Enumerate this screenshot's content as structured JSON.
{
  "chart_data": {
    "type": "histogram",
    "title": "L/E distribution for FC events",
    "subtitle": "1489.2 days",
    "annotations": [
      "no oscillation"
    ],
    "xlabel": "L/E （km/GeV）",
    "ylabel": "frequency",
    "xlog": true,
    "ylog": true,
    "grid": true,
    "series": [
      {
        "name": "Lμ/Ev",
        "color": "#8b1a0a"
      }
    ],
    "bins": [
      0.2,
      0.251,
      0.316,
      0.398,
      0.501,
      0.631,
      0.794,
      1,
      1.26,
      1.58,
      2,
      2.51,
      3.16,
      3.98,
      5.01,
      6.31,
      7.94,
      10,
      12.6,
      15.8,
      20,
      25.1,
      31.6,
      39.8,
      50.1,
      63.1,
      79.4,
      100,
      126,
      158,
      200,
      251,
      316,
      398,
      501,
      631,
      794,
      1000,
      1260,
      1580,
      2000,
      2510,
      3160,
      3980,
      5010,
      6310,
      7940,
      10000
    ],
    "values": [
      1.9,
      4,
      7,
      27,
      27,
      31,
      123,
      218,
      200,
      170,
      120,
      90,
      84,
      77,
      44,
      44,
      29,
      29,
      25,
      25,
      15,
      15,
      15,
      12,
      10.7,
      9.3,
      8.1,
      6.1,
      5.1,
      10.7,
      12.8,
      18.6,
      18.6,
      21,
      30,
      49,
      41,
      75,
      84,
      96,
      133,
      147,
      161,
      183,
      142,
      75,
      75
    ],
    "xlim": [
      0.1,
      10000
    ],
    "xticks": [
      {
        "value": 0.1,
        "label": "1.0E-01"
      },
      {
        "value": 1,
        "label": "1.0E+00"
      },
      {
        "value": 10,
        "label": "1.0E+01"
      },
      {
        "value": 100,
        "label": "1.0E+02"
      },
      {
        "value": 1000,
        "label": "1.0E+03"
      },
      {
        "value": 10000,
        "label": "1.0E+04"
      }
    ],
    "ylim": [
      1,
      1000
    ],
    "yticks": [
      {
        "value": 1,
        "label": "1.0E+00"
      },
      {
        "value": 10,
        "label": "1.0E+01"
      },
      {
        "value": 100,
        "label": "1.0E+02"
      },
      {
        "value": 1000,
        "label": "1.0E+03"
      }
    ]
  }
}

------------------------------

Repeat every record, keeping each word and mark exactly as it is.

Enumerate this screenshot's content as structured JSON.
{
  "chart_data": {
    "type": "histogram",
    "title": "L/E distribution for FC events",
    "subtitle": "1489.2 days",
    "annotations": [
      "no oscillation"
    ],
    "xlabel": "L/E （km/GeV）",
    "ylabel": "frequency",
    "xlog": true,
    "ylog": true,
    "grid": true,
    "series": [
      {
        "name": "Lμ/Ev",
        "color": "#8b1a0a"
      }
    ],
    "bins": [
      0.2,
      0.251,
      0.316,
      0.398,
      0.501,
      0.631,
      0.794,
      1,
      1.26,
      1.58,
      2,
      2.51,
      3.16,
      3.98,
      5.01,
      6.31,
      7.94,
      10,
      12.6,
      15.8,
      20,
      25.1,
      31.6,
      39.8,
      50.1,
      63.1,
      79.4,
      100,
      126,
      158,
      200,
      251,
      316,
      398,
      501,
      631,
      794,
      1000,
      1260,
      1580,
      2000,
      2510,
      3160,
      3980,
      5010,
      6310,
      7940,
      10000
    ],
    "values": [
      1.9,
      4,
      7,
      27,
      27,
      31,
      123,
      218,
      200,
      170,
      120,
      90,
      84,
      77,
      44,
      44,
      29,
      29,
      25,
      25,
      15,
      15,
      15,
      12,
      10.7,
      9.3,
      8.1,
      6.1,
      5.1,
      10.7,
      12.8,
      18.6,
      18.6,
      21,
      30,
      49,
      41,
      75,
      84,
      96,
      133,
      147,
      161,
      183,
      142,
      75,
      75
    ],
    "xlim": [
      0.1,
      10000
    ],
    "xticks": [
      {
        "value": 0.1,
        "label": "1.0E-01"
      },
      {
        "value": 1,
        "label": "1.0E+00"
      },
      {
        "value": 10,
        "label": "1.0E+01"
      },
      {
        "value": 100,
        "label": "1.0E+02"
      },
      {
        "value": 1000,
        "label": "1.0E+03"
      },
      {
        "value": 10000,
        "label": "1.0E+04"
      }
    ],
    "ylim": [
      1,
      1000
    ],
    "yticks": [
      {
        "value": 1,
        "label": "1.0E+00"
      },
      {
        "value": 10,
        "label": "1.0E+01"
      },
      {
        "value": 100,
        "label": "1.0E+02"
      },
      {
        "value": 1000,
        "label": "1.0E+03"
      }
    ]
  }
}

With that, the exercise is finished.